* [YOUR OBJECTIVE]: How many of the lines below include "Retail"? Give the number and no other words.

Recorded data:
───
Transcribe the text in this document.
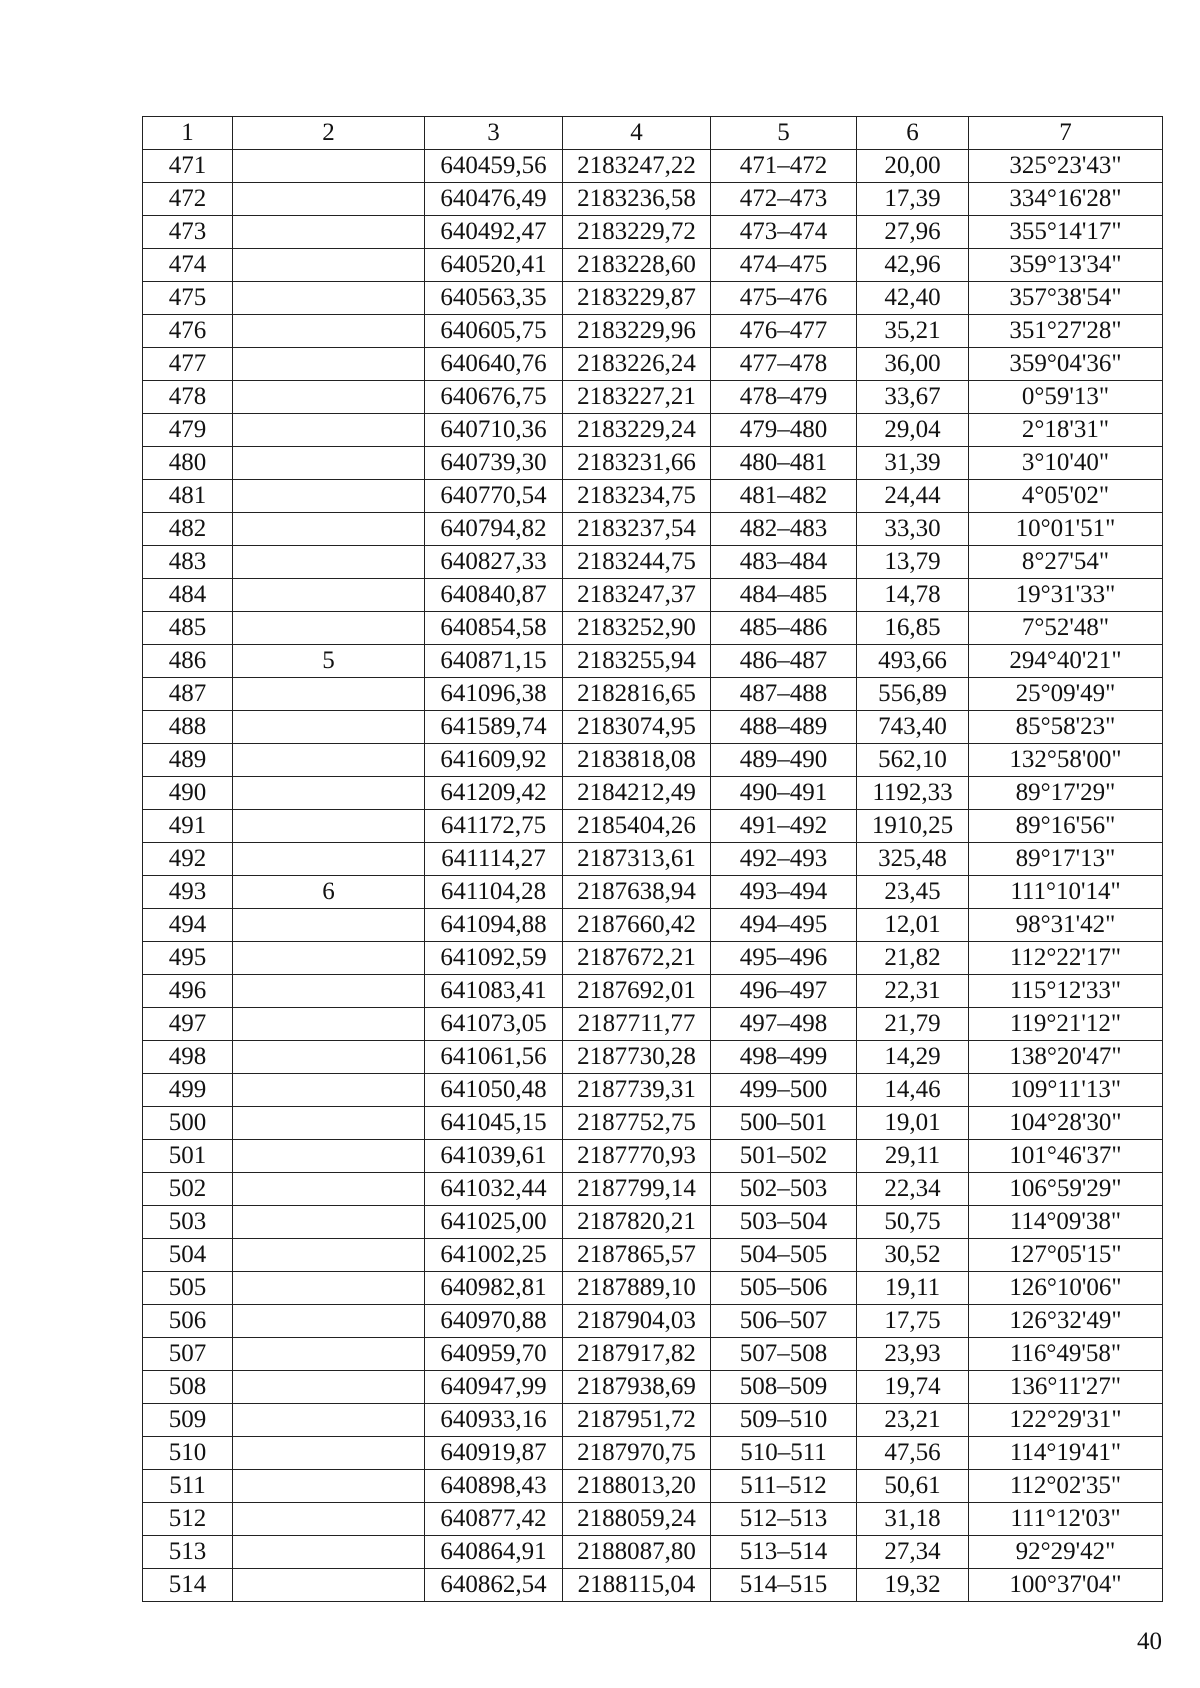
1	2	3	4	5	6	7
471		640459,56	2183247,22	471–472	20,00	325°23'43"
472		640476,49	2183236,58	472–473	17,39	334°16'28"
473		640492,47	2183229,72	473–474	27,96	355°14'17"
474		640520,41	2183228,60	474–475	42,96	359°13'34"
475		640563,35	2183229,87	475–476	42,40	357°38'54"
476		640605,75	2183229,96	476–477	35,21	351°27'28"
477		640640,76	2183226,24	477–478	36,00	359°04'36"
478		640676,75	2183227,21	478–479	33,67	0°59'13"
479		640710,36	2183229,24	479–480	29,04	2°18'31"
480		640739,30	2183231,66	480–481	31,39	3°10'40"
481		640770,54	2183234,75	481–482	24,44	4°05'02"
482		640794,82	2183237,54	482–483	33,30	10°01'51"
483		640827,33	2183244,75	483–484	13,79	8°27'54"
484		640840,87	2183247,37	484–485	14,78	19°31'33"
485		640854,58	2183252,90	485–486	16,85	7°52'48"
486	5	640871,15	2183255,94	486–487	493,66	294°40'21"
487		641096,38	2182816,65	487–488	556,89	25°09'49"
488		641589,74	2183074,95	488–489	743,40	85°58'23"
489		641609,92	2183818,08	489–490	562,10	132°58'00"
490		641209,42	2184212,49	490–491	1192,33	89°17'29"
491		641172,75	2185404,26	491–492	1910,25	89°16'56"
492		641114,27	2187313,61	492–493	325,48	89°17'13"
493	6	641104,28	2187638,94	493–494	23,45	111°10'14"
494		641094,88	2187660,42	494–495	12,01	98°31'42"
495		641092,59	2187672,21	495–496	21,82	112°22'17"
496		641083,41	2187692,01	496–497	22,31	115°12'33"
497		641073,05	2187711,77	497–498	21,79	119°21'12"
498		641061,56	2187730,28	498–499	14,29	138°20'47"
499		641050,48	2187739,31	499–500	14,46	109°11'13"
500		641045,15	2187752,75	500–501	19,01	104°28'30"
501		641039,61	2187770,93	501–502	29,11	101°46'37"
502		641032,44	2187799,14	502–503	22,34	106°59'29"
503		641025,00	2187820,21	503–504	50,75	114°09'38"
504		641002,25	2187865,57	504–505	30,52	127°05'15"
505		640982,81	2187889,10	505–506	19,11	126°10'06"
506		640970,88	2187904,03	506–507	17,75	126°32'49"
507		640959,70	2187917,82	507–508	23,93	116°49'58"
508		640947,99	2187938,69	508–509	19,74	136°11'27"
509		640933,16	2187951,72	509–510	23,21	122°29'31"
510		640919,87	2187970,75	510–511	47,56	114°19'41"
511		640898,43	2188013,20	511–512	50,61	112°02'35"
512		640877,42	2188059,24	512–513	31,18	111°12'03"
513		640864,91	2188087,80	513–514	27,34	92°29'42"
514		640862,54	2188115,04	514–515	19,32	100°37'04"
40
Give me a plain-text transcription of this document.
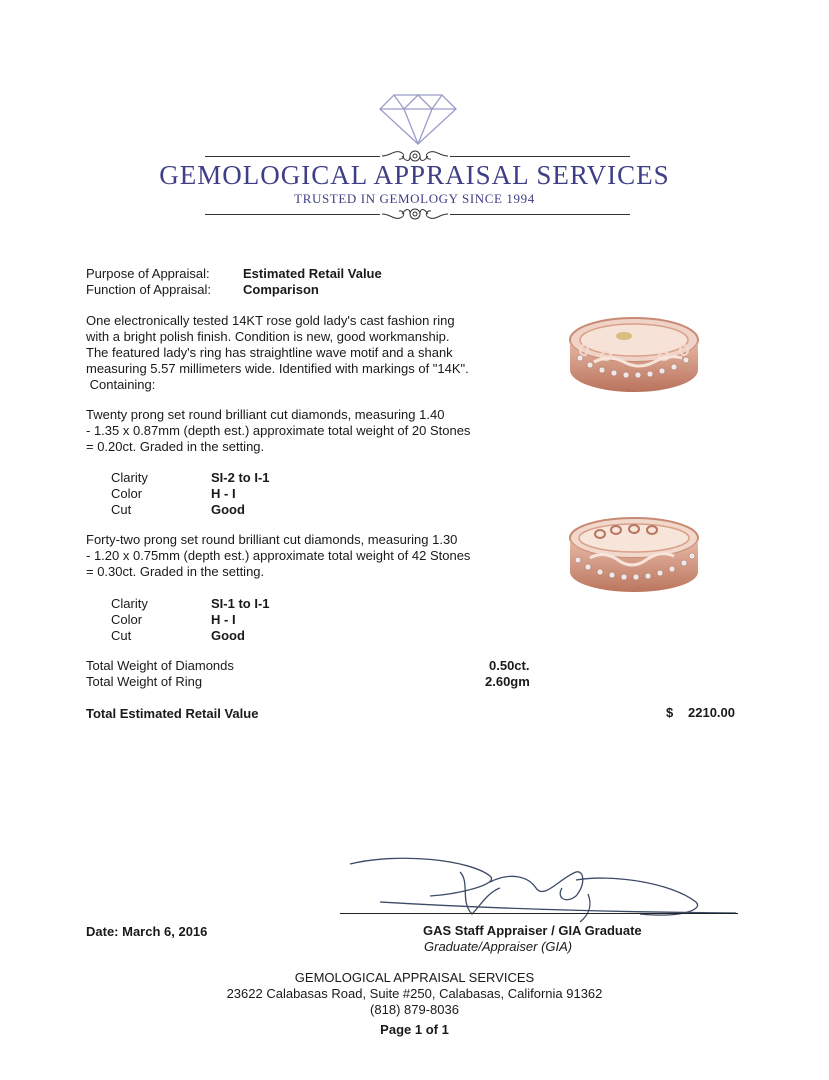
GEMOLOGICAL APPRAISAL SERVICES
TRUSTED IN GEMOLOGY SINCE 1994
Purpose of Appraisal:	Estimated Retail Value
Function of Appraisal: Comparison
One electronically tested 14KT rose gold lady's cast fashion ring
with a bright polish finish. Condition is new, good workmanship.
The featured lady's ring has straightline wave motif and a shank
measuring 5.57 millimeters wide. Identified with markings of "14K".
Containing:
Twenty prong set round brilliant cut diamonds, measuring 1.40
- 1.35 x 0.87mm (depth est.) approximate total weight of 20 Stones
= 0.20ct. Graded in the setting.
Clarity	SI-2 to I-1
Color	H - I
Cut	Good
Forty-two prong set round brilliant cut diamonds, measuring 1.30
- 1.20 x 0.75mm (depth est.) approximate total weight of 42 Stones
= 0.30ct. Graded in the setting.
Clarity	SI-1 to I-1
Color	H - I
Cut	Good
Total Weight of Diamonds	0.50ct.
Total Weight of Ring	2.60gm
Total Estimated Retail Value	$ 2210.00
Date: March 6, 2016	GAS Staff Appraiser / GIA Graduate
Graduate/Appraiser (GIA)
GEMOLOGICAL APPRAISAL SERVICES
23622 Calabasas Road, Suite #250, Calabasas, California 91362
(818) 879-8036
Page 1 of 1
───
* [WORKED ANSWER]: 2